### What is expected
Lines holding the string "HARDWARE" are the ones to copy; find them all in the data.

### Data to process

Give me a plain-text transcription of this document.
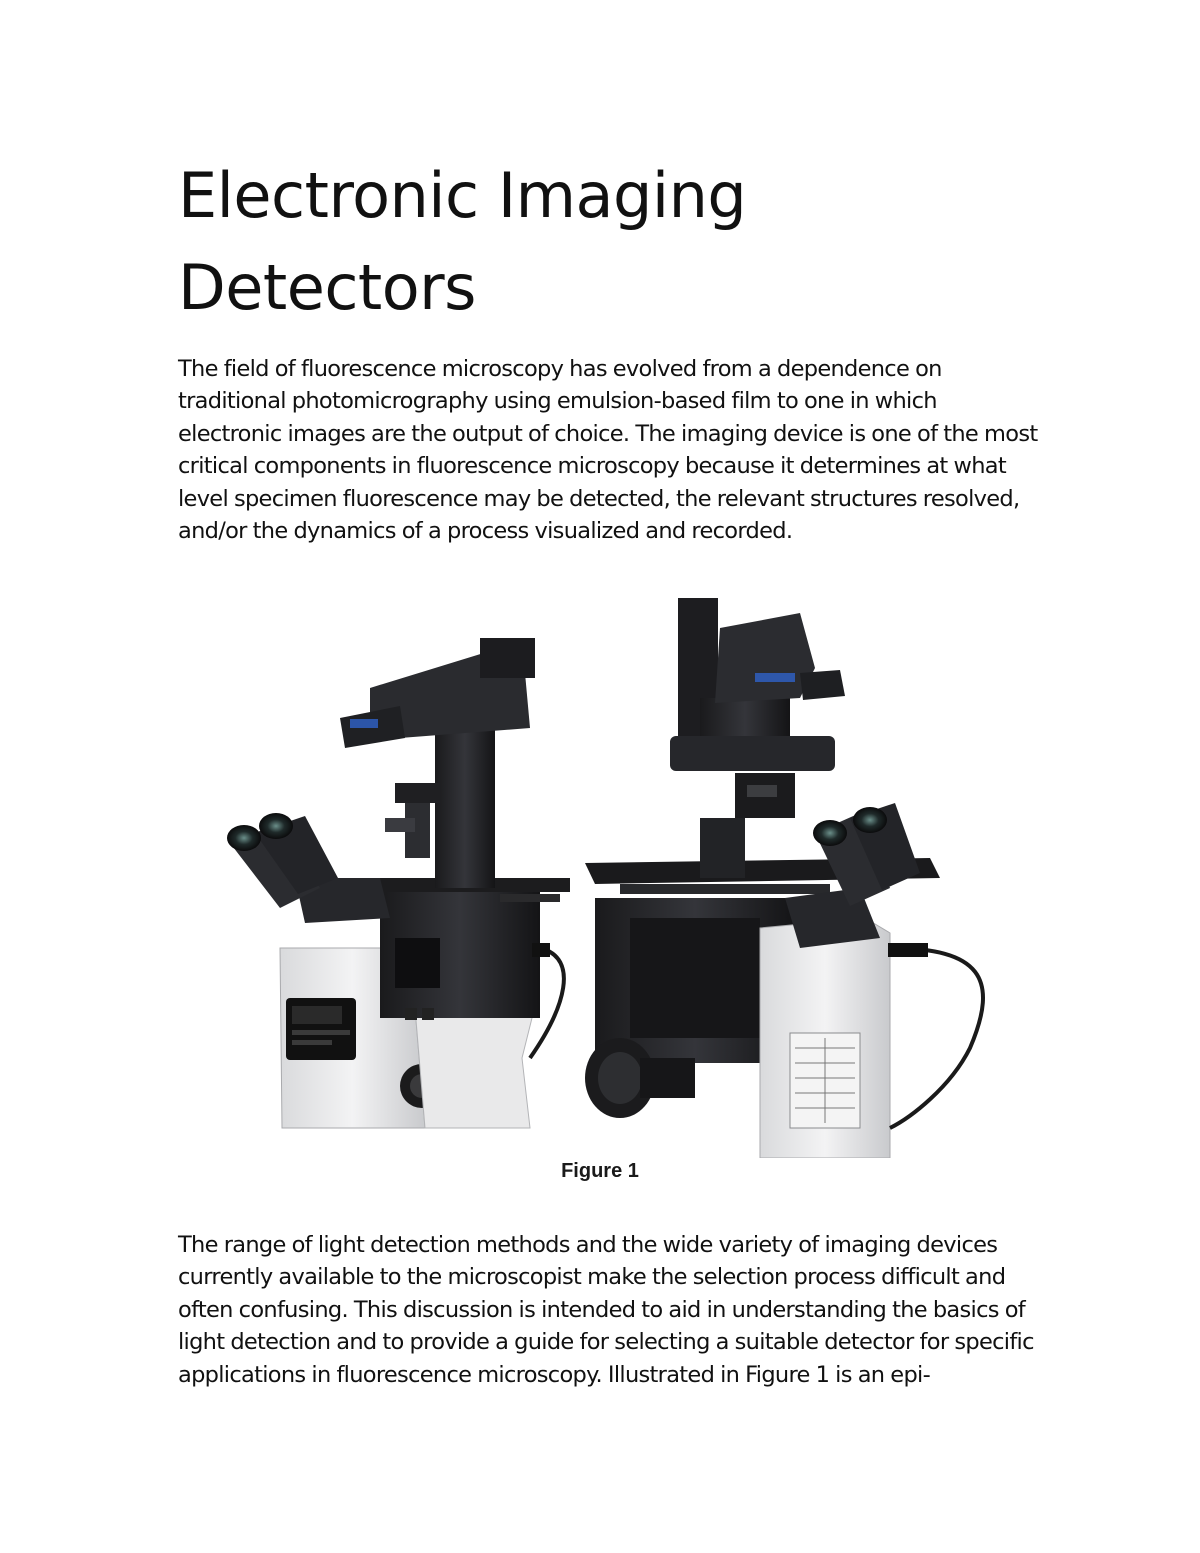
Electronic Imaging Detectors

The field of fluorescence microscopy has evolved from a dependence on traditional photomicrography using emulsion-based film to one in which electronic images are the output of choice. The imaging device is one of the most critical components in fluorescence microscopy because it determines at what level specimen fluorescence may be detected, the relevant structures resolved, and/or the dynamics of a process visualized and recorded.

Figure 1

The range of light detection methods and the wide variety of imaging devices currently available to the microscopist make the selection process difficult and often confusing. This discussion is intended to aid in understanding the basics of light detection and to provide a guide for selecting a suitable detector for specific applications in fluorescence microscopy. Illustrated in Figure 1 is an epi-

...

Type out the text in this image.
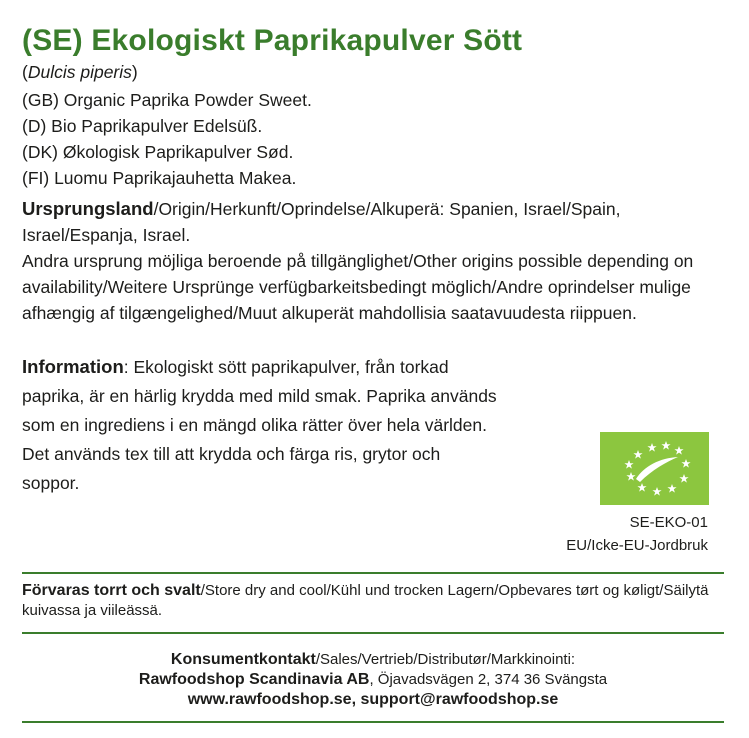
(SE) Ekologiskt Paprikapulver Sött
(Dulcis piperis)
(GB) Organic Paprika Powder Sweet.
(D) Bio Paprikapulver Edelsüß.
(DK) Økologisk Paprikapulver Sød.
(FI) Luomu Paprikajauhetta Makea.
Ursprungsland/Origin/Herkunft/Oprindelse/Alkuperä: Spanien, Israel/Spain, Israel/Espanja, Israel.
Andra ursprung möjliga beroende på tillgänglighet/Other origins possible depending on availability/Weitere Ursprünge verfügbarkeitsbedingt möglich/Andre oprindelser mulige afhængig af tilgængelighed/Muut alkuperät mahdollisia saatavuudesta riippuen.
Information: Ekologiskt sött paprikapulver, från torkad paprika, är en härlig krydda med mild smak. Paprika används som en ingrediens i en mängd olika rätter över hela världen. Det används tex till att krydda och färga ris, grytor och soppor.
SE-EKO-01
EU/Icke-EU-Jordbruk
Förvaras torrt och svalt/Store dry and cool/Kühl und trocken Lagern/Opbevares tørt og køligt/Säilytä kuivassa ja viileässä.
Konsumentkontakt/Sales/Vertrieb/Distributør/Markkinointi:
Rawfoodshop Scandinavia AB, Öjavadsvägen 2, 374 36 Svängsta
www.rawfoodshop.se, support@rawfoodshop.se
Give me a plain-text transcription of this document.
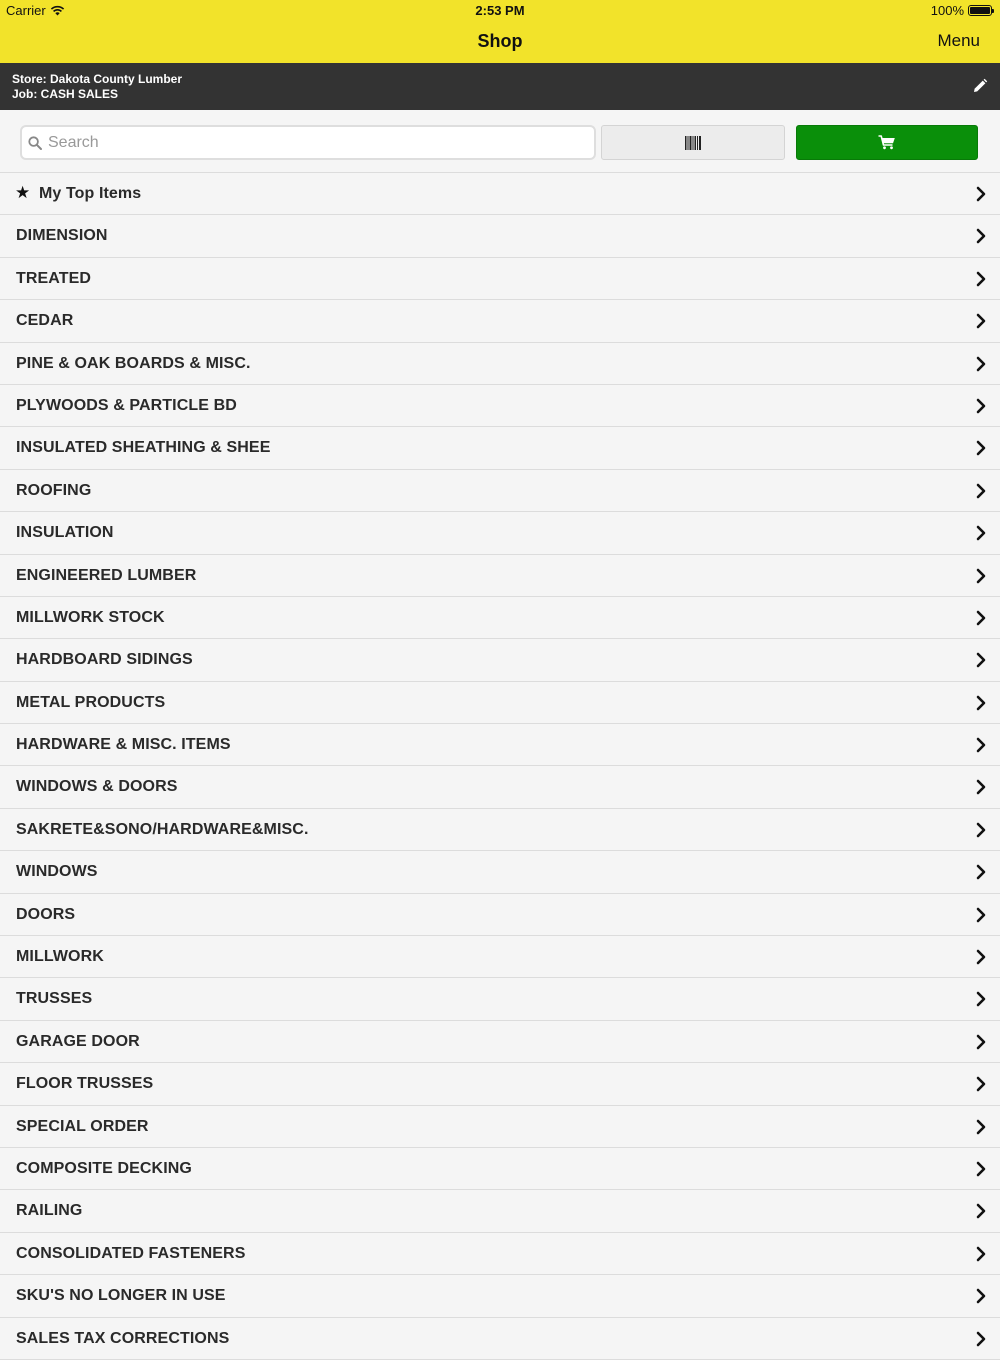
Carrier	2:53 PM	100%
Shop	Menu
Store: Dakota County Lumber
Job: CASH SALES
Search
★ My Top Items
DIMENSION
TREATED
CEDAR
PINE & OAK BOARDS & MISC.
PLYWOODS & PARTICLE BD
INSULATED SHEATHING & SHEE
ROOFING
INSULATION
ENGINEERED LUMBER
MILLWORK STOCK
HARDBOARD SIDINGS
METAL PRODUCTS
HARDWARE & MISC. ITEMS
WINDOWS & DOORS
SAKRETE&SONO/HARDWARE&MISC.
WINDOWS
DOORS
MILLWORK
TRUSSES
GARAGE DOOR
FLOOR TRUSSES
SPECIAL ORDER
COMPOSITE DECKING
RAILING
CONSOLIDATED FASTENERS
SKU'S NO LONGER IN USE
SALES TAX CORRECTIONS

### Expected answer
HARDWARE & MISC. ITEMS
SAKRETE&SONO/HARDWARE&MISC.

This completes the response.